— Short exercise —
Copy out all of the material exactly.

— Data shown —
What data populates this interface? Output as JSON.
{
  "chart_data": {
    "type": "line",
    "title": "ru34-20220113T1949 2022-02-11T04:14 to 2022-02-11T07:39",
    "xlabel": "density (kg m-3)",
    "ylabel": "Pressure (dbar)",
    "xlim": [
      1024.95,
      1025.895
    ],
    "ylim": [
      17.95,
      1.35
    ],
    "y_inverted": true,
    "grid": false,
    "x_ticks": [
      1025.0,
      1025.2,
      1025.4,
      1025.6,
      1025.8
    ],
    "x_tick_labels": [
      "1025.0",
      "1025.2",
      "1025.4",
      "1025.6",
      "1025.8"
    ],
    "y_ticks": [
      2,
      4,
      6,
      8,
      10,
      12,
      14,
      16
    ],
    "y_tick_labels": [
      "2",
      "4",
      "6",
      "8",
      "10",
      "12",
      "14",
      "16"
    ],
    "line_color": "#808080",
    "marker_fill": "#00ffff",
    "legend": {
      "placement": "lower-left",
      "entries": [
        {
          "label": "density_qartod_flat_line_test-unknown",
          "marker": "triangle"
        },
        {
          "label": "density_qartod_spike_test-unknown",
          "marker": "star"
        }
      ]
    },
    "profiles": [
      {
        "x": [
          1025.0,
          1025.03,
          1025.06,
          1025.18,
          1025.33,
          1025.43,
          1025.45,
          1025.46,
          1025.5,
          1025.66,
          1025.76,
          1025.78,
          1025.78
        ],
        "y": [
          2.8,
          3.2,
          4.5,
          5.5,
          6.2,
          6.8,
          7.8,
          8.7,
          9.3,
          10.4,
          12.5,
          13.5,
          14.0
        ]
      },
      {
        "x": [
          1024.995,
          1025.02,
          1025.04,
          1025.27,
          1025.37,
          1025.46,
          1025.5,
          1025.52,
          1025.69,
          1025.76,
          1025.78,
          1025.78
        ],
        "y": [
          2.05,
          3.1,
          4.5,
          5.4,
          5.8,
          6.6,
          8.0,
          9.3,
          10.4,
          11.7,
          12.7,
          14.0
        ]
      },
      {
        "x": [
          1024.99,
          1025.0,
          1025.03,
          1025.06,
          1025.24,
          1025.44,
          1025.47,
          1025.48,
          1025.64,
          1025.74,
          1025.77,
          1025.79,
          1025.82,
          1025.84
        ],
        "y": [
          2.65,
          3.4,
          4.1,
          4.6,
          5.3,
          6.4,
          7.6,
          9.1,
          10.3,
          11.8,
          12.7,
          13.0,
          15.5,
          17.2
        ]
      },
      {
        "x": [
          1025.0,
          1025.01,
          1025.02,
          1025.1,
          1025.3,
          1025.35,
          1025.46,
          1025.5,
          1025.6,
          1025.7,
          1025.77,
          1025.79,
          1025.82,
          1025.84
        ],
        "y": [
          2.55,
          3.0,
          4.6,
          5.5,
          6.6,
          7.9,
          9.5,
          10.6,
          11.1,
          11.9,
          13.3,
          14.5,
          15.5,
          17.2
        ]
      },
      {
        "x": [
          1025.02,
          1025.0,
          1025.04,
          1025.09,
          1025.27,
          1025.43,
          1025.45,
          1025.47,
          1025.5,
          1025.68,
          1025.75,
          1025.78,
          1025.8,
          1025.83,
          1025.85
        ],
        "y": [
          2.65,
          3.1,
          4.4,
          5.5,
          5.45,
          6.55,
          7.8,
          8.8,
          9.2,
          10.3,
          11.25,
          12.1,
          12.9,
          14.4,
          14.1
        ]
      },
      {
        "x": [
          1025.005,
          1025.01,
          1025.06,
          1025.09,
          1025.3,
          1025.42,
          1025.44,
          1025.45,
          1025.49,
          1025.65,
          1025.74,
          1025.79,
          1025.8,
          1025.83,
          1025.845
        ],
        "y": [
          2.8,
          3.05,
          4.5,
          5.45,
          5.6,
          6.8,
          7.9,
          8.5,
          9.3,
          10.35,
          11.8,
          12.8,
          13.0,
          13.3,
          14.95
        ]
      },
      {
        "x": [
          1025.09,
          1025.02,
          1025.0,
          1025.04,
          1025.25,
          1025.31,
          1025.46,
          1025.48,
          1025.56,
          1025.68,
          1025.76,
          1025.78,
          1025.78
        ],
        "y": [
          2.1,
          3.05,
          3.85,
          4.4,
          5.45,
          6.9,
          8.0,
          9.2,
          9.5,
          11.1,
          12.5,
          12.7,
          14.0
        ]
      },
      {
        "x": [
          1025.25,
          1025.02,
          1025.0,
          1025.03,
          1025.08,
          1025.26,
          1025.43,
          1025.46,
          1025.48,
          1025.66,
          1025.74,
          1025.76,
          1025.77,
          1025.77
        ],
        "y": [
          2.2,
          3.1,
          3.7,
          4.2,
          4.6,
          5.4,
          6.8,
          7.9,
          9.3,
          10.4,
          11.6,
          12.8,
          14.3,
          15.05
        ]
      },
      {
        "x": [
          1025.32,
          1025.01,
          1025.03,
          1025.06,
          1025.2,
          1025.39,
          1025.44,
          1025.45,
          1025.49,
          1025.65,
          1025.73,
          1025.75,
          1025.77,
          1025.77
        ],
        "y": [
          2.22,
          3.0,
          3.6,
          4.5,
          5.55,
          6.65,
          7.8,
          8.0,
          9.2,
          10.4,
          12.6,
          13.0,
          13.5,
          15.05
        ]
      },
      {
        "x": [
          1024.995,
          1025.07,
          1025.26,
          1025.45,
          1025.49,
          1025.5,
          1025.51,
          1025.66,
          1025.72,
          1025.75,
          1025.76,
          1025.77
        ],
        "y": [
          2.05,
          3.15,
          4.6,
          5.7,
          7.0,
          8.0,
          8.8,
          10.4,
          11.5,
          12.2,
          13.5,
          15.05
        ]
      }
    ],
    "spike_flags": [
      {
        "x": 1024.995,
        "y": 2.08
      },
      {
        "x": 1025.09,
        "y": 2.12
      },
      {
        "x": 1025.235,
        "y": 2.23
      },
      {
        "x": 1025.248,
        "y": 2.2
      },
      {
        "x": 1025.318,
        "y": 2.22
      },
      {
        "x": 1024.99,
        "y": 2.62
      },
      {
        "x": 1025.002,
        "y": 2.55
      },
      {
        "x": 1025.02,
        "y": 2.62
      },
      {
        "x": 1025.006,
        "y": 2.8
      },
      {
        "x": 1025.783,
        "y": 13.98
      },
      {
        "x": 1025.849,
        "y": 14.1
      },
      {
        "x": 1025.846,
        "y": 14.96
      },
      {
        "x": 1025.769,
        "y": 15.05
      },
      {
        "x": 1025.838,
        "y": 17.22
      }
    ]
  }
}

— Result below —
What data populates this interface? Output as JSON.
{
  "chart_data": {
    "type": "line",
    "title": "ru34-20220113T1949 2022-02-11T04:14 to 2022-02-11T07:39",
    "xlabel": "density (kg m-3)",
    "ylabel": "Pressure (dbar)",
    "xlim": [
      1024.95,
      1025.895
    ],
    "ylim": [
      17.95,
      1.35
    ],
    "y_inverted": true,
    "grid": false,
    "x_ticks": [
      1025.0,
      1025.2,
      1025.4,
      1025.6,
      1025.8
    ],
    "x_tick_labels": [
      "1025.0",
      "1025.2",
      "1025.4",
      "1025.6",
      "1025.8"
    ],
    "y_ticks": [
      2,
      4,
      6,
      8,
      10,
      12,
      14,
      16
    ],
    "y_tick_labels": [
      "2",
      "4",
      "6",
      "8",
      "10",
      "12",
      "14",
      "16"
    ],
    "line_color": "#808080",
    "marker_fill": "#00ffff",
    "legend": {
      "placement": "lower-left",
      "entries": [
        {
          "label": "density_qartod_flat_line_test-unknown",
          "marker": "triangle"
        },
        {
          "label": "density_qartod_spike_test-unknown",
          "marker": "star"
        }
      ]
    },
    "profiles": [
      {
        "x": [
          1025.0,
          1025.03,
          1025.06,
          1025.18,
          1025.33,
          1025.43,
          1025.45,
          1025.46,
          1025.5,
          1025.66,
          1025.76,
          1025.78,
          1025.78
        ],
        "y": [
          2.8,
          3.2,
          4.5,
          5.5,
          6.2,
          6.8,
          7.8,
          8.7,
          9.3,
          10.4,
          12.5,
          13.5,
          14.0
        ]
      },
      {
        "x": [
          1024.995,
          1025.02,
          1025.04,
          1025.27,
          1025.37,
          1025.46,
          1025.5,
          1025.52,
          1025.69,
          1025.76,
          1025.78,
          1025.78
        ],
        "y": [
          2.05,
          3.1,
          4.5,
          5.4,
          5.8,
          6.6,
          8.0,
          9.3,
          10.4,
          11.7,
          12.7,
          14.0
        ]
      },
      {
        "x": [
          1024.99,
          1025.0,
          1025.03,
          1025.06,
          1025.24,
          1025.44,
          1025.47,
          1025.48,
          1025.64,
          1025.74,
          1025.77,
          1025.79,
          1025.82,
          1025.84
        ],
        "y": [
          2.65,
          3.4,
          4.1,
          4.6,
          5.3,
          6.4,
          7.6,
          9.1,
          10.3,
          11.8,
          12.7,
          13.0,
          15.5,
          17.2
        ]
      },
      {
        "x": [
          1025.0,
          1025.01,
          1025.02,
          1025.1,
          1025.3,
          1025.35,
          1025.46,
          1025.5,
          1025.6,
          1025.7,
          1025.77,
          1025.79,
          1025.82,
          1025.84
        ],
        "y": [
          2.55,
          3.0,
          4.6,
          5.5,
          6.6,
          7.9,
          9.5,
          10.6,
          11.1,
          11.9,
          13.3,
          14.5,
          15.5,
          17.2
        ]
      },
      {
        "x": [
          1025.02,
          1025.0,
          1025.04,
          1025.09,
          1025.27,
          1025.43,
          1025.45,
          1025.47,
          1025.5,
          1025.68,
          1025.75,
          1025.78,
          1025.8,
          1025.83,
          1025.85
        ],
        "y": [
          2.65,
          3.1,
          4.4,
          5.5,
          5.45,
          6.55,
          7.8,
          8.8,
          9.2,
          10.3,
          11.25,
          12.1,
          12.9,
          14.4,
          14.1
        ]
      },
      {
        "x": [
          1025.005,
          1025.01,
          1025.06,
          1025.09,
          1025.3,
          1025.42,
          1025.44,
          1025.45,
          1025.49,
          1025.65,
          1025.74,
          1025.79,
          1025.8,
          1025.83,
          1025.845
        ],
        "y": [
          2.8,
          3.05,
          4.5,
          5.45,
          5.6,
          6.8,
          7.9,
          8.5,
          9.3,
          10.35,
          11.8,
          12.8,
          13.0,
          13.3,
          14.95
        ]
      },
      {
        "x": [
          1025.09,
          1025.02,
          1025.0,
          1025.04,
          1025.25,
          1025.31,
          1025.46,
          1025.48,
          1025.56,
          1025.68,
          1025.76,
          1025.78,
          1025.78
        ],
        "y": [
          2.1,
          3.05,
          3.85,
          4.4,
          5.45,
          6.9,
          8.0,
          9.2,
          9.5,
          11.1,
          12.5,
          12.7,
          14.0
        ]
      },
      {
        "x": [
          1025.25,
          1025.02,
          1025.0,
          1025.03,
          1025.08,
          1025.26,
          1025.43,
          1025.46,
          1025.48,
          1025.66,
          1025.74,
          1025.76,
          1025.77,
          1025.77
        ],
        "y": [
          2.2,
          3.1,
          3.7,
          4.2,
          4.6,
          5.4,
          6.8,
          7.9,
          9.3,
          10.4,
          11.6,
          12.8,
          14.3,
          15.05
        ]
      },
      {
        "x": [
          1025.32,
          1025.01,
          1025.03,
          1025.06,
          1025.2,
          1025.39,
          1025.44,
          1025.45,
          1025.49,
          1025.65,
          1025.73,
          1025.75,
          1025.77,
          1025.77
        ],
        "y": [
          2.22,
          3.0,
          3.6,
          4.5,
          5.55,
          6.65,
          7.8,
          8.0,
          9.2,
          10.4,
          12.6,
          13.0,
          13.5,
          15.05
        ]
      },
      {
        "x": [
          1024.995,
          1025.07,
          1025.26,
          1025.45,
          1025.49,
          1025.5,
          1025.51,
          1025.66,
          1025.72,
          1025.75,
          1025.76,
          1025.77
        ],
        "y": [
          2.05,
          3.15,
          4.6,
          5.7,
          7.0,
          8.0,
          8.8,
          10.4,
          11.5,
          12.2,
          13.5,
          15.05
        ]
      }
    ],
    "spike_flags": [
      {
        "x": 1024.995,
        "y": 2.08
      },
      {
        "x": 1025.09,
        "y": 2.12
      },
      {
        "x": 1025.235,
        "y": 2.23
      },
      {
        "x": 1025.248,
        "y": 2.2
      },
      {
        "x": 1025.318,
        "y": 2.22
      },
      {
        "x": 1024.99,
        "y": 2.62
      },
      {
        "x": 1025.002,
        "y": 2.55
      },
      {
        "x": 1025.02,
        "y": 2.62
      },
      {
        "x": 1025.006,
        "y": 2.8
      },
      {
        "x": 1025.783,
        "y": 13.98
      },
      {
        "x": 1025.849,
        "y": 14.1
      },
      {
        "x": 1025.846,
        "y": 14.96
      },
      {
        "x": 1025.769,
        "y": 15.05
      },
      {
        "x": 1025.838,
        "y": 17.22
      }
    ]
  }
}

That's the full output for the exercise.